Problem requirements: Print, please, the line that contains "Output a JSON" and each line after it to the end of the entries, unchanged and with nothing else.

:: The data ::

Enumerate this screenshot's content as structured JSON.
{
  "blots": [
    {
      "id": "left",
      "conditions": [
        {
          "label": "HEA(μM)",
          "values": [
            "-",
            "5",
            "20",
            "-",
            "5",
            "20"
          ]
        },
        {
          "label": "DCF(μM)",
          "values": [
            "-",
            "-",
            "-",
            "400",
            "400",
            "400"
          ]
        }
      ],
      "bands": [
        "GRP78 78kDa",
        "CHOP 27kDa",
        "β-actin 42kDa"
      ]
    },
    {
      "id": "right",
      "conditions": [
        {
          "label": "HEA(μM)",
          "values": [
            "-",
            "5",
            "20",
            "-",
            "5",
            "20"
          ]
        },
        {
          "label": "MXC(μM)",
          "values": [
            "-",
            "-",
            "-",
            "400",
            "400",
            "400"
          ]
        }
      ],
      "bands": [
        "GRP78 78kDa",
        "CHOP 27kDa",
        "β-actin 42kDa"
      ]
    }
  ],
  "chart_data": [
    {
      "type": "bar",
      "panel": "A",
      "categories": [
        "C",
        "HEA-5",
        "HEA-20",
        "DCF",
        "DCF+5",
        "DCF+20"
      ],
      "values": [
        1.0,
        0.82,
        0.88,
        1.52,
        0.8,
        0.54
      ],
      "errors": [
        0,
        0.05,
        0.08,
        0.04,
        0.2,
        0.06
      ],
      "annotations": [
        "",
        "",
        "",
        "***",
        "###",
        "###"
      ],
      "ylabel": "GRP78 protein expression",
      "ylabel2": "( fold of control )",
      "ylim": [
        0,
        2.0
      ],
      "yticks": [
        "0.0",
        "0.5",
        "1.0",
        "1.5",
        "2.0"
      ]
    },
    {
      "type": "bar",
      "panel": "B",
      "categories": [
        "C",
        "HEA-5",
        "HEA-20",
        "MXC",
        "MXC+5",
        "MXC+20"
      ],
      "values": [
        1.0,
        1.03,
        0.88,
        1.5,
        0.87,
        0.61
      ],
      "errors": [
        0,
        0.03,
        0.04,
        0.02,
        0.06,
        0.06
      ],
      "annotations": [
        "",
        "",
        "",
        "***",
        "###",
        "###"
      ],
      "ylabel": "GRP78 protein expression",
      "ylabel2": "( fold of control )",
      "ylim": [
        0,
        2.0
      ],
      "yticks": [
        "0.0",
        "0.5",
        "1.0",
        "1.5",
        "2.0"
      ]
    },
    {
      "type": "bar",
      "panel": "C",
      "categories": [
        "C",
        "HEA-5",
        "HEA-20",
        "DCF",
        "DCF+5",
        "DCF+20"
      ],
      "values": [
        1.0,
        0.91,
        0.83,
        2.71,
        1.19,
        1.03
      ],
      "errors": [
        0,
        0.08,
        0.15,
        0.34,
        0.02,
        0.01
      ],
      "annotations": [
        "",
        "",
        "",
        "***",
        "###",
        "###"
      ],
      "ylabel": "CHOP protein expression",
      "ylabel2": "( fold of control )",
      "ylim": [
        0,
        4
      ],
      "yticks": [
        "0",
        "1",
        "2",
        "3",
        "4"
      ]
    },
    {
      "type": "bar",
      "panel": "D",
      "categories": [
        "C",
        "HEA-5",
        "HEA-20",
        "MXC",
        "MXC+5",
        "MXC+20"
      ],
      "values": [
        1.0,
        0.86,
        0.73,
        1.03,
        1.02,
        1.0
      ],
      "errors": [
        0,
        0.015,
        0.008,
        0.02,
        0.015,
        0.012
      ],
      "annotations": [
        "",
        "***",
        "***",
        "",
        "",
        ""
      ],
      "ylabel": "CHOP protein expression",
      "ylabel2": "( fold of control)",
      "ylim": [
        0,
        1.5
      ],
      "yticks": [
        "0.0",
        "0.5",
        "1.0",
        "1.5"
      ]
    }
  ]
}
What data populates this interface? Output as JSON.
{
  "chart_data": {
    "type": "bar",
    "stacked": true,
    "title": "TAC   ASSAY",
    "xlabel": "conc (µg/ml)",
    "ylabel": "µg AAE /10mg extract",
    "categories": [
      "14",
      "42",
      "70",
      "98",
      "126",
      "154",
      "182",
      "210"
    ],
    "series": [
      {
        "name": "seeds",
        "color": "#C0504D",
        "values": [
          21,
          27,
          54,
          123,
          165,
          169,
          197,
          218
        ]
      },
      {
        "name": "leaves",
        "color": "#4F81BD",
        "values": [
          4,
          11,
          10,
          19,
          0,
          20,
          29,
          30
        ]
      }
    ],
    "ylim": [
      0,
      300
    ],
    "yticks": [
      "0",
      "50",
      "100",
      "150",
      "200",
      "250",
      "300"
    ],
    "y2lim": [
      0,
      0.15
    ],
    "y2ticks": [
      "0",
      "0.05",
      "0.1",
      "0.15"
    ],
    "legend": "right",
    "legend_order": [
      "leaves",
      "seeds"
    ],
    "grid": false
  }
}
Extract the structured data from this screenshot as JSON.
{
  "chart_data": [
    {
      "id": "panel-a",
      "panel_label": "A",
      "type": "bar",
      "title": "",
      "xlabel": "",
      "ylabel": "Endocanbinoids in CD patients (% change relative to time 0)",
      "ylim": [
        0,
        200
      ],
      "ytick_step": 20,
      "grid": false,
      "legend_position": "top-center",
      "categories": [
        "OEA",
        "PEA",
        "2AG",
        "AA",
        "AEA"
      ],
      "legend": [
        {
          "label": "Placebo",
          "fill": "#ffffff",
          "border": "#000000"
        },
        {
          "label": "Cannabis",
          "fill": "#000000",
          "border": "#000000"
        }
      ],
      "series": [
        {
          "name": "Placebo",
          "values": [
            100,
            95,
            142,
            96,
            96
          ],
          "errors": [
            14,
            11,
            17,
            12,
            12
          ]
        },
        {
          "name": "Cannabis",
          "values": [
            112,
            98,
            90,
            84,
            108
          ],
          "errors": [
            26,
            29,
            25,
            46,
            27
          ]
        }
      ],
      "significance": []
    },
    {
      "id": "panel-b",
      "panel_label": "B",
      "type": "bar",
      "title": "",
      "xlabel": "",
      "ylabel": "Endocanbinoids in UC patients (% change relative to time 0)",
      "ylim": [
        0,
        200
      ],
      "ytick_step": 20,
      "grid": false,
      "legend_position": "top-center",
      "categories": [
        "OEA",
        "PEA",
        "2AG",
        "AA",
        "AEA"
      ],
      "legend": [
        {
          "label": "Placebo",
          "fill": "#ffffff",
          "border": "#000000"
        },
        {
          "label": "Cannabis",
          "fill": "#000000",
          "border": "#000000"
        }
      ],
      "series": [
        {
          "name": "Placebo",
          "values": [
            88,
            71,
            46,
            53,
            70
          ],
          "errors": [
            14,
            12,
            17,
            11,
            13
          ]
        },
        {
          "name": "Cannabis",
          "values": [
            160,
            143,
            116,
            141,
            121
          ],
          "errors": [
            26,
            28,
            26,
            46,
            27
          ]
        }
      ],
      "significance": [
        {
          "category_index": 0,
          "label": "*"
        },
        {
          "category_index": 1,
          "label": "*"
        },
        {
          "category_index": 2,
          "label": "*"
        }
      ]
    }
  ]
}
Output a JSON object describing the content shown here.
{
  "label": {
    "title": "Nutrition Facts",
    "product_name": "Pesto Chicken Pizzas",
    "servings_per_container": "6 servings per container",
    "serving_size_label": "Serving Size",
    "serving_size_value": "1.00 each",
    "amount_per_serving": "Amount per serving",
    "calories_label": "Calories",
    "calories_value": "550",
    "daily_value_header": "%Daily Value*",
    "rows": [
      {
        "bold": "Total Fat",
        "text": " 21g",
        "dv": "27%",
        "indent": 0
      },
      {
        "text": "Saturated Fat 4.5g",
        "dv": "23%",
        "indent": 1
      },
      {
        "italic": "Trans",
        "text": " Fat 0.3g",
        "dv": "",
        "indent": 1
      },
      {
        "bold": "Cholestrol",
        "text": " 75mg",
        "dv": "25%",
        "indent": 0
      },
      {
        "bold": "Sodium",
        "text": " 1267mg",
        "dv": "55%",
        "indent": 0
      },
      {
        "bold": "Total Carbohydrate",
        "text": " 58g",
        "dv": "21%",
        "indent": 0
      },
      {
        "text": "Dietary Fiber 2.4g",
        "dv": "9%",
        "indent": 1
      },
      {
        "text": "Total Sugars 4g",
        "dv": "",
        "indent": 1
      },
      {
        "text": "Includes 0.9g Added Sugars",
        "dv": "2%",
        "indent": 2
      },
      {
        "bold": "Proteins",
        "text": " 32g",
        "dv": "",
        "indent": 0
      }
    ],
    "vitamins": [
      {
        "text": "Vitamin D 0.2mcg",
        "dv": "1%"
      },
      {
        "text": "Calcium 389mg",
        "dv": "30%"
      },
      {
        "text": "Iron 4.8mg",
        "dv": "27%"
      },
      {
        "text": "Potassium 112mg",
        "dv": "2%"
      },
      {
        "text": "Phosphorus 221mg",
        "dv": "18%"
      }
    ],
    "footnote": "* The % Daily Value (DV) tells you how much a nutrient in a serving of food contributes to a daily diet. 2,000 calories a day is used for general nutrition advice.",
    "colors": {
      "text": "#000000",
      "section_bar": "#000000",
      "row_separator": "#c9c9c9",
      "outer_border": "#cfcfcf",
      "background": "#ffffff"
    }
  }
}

:::

Answer for the task:
Output a JSON object describing the content shown here.
{
  "label": {
    "title": "Nutrition Facts",
    "product_name": "Pesto Chicken Pizzas",
    "servings_per_container": "6 servings per container",
    "serving_size_label": "Serving Size",
    "serving_size_value": "1.00 each",
    "amount_per_serving": "Amount per serving",
    "calories_label": "Calories",
    "calories_value": "550",
    "daily_value_header": "%Daily Value*",
    "rows": [
      {
        "bold": "Total Fat",
        "text": " 21g",
        "dv": "27%",
        "indent": 0
      },
      {
        "text": "Saturated Fat 4.5g",
        "dv": "23%",
        "indent": 1
      },
      {
        "italic": "Trans",
        "text": " Fat 0.3g",
        "dv": "",
        "indent": 1
      },
      {
        "bold": "Cholestrol",
        "text": " 75mg",
        "dv": "25%",
        "indent": 0
      },
      {
        "bold": "Sodium",
        "text": " 1267mg",
        "dv": "55%",
        "indent": 0
      },
      {
        "bold": "Total Carbohydrate",
        "text": " 58g",
        "dv": "21%",
        "indent": 0
      },
      {
        "text": "Dietary Fiber 2.4g",
        "dv": "9%",
        "indent": 1
      },
      {
        "text": "Total Sugars 4g",
        "dv": "",
        "indent": 1
      },
      {
        "text": "Includes 0.9g Added Sugars",
        "dv": "2%",
        "indent": 2
      },
      {
        "bold": "Proteins",
        "text": " 32g",
        "dv": "",
        "indent": 0
      }
    ],
    "vitamins": [
      {
        "text": "Vitamin D 0.2mcg",
        "dv": "1%"
      },
      {
        "text": "Calcium 389mg",
        "dv": "30%"
      },
      {
        "text": "Iron 4.8mg",
        "dv": "27%"
      },
      {
        "text": "Potassium 112mg",
        "dv": "2%"
      },
      {
        "text": "Phosphorus 221mg",
        "dv": "18%"
      }
    ],
    "footnote": "* The % Daily Value (DV) tells you how much a nutrient in a serving of food contributes to a daily diet. 2,000 calories a day is used for general nutrition advice.",
    "colors": {
      "text": "#000000",
      "section_bar": "#000000",
      "row_separator": "#c9c9c9",
      "outer_border": "#cfcfcf",
      "background": "#ffffff"
    }
  }
}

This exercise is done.